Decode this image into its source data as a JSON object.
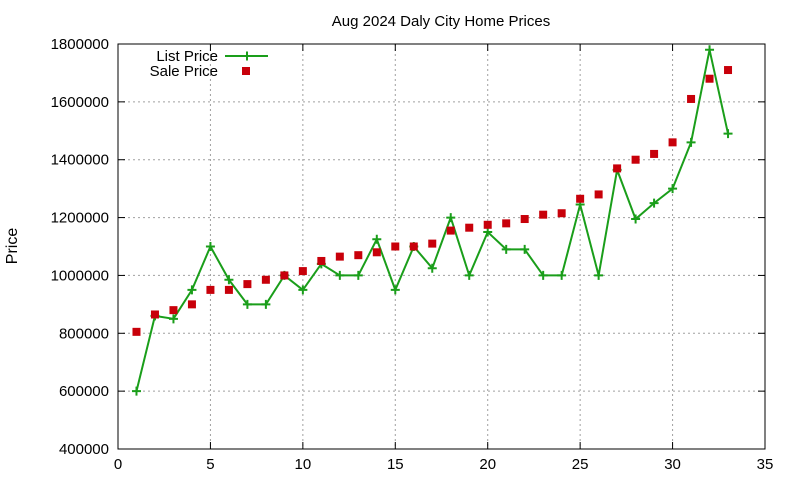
{
  "chart_data": {
    "type": "line",
    "title": "Aug 2024 Daly City Home Prices",
    "xlabel": "",
    "ylabel": "Price",
    "xlim": [
      0,
      35
    ],
    "ylim": [
      400000,
      1800000
    ],
    "x_ticks": [
      0,
      5,
      10,
      15,
      20,
      25,
      30,
      35
    ],
    "y_ticks": [
      400000,
      600000,
      800000,
      1000000,
      1200000,
      1400000,
      1600000,
      1800000
    ],
    "grid": true,
    "legend_position": "top-left",
    "x": [
      1,
      2,
      3,
      4,
      5,
      6,
      7,
      8,
      9,
      10,
      11,
      12,
      13,
      14,
      15,
      16,
      17,
      18,
      19,
      20,
      21,
      22,
      23,
      24,
      25,
      26,
      27,
      28,
      29,
      30,
      31,
      32,
      33
    ],
    "series": [
      {
        "name": "List Price",
        "style": "line-with-plus-markers",
        "color": "#1a9e1a",
        "values": [
          600000,
          860000,
          850000,
          950000,
          1100000,
          985000,
          900000,
          900000,
          1000000,
          950000,
          1040000,
          1000000,
          1000000,
          1125000,
          950000,
          1100000,
          1025000,
          1200000,
          1000000,
          1150000,
          1090000,
          1090000,
          1000000,
          1000000,
          1245000,
          1000000,
          1365000,
          1195000,
          1250000,
          1300000,
          1460000,
          1780000,
          1490000
        ]
      },
      {
        "name": "Sale Price",
        "style": "square-markers",
        "color": "#c8000a",
        "values": [
          805000,
          865000,
          880000,
          900000,
          950000,
          950000,
          970000,
          985000,
          1000000,
          1015000,
          1050000,
          1065000,
          1070000,
          1080000,
          1100000,
          1100000,
          1110000,
          1155000,
          1165000,
          1175000,
          1180000,
          1195000,
          1210000,
          1215000,
          1265000,
          1280000,
          1370000,
          1400000,
          1420000,
          1460000,
          1610000,
          1680000,
          1710000
        ]
      }
    ]
  }
}
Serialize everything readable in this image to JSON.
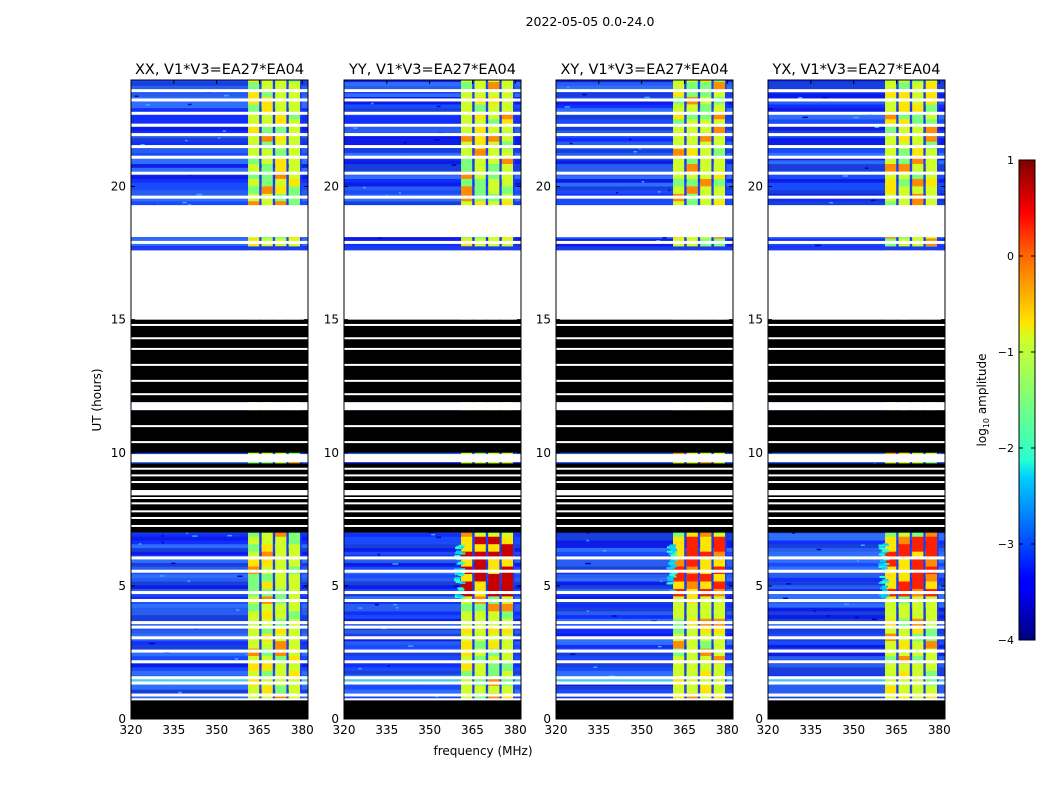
{
  "figure": {
    "suptitle": "2022-05-05 0.0-24.0"
  },
  "chart_data": {
    "type": "heatmap",
    "title": "2022-05-05 0.0-24.0",
    "xlabel": "frequency (MHz)",
    "ylabel": "UT (hours)",
    "xlim": [
      320,
      382
    ],
    "ylim": [
      0,
      24
    ],
    "x_ticks": [
      "320",
      "335",
      "350",
      "365",
      "380"
    ],
    "y_ticks": [
      "0",
      "5",
      "10",
      "15",
      "20"
    ],
    "panels": [
      {
        "title": "XX, V1*V3=EA27*EA04",
        "polarization": "XX"
      },
      {
        "title": "YY, V1*V3=EA27*EA04",
        "polarization": "YY"
      },
      {
        "title": "XY, V1*V3=EA27*EA04",
        "polarization": "XY"
      },
      {
        "title": "YX, V1*V3=EA27*EA04",
        "polarization": "YX"
      }
    ],
    "colorbar": {
      "label": "log10 amplitude",
      "label_main": "log",
      "label_sub": "10",
      "label_rest": " amplitude",
      "range": [
        -4,
        1
      ],
      "ticks": [
        "−4",
        "−3",
        "−2",
        "−1",
        "0",
        "1"
      ],
      "colormap": "jet"
    },
    "high_band_mhz": [
      361,
      380
    ],
    "flagged_blank_ut": [
      [
        15.0,
        17.6
      ],
      [
        18.1,
        19.3
      ]
    ],
    "flagged_black_ut": [
      [
        0.0,
        0.7
      ],
      [
        7.0,
        9.6
      ],
      [
        10.0,
        11.6
      ],
      [
        11.9,
        15.0
      ]
    ]
  }
}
---+---
- [TASK OBJECTIVE] Considering only the records above, state the number of lines that include the word "image", with nothing added.

- [REPLY TO THE EXERCISE] 2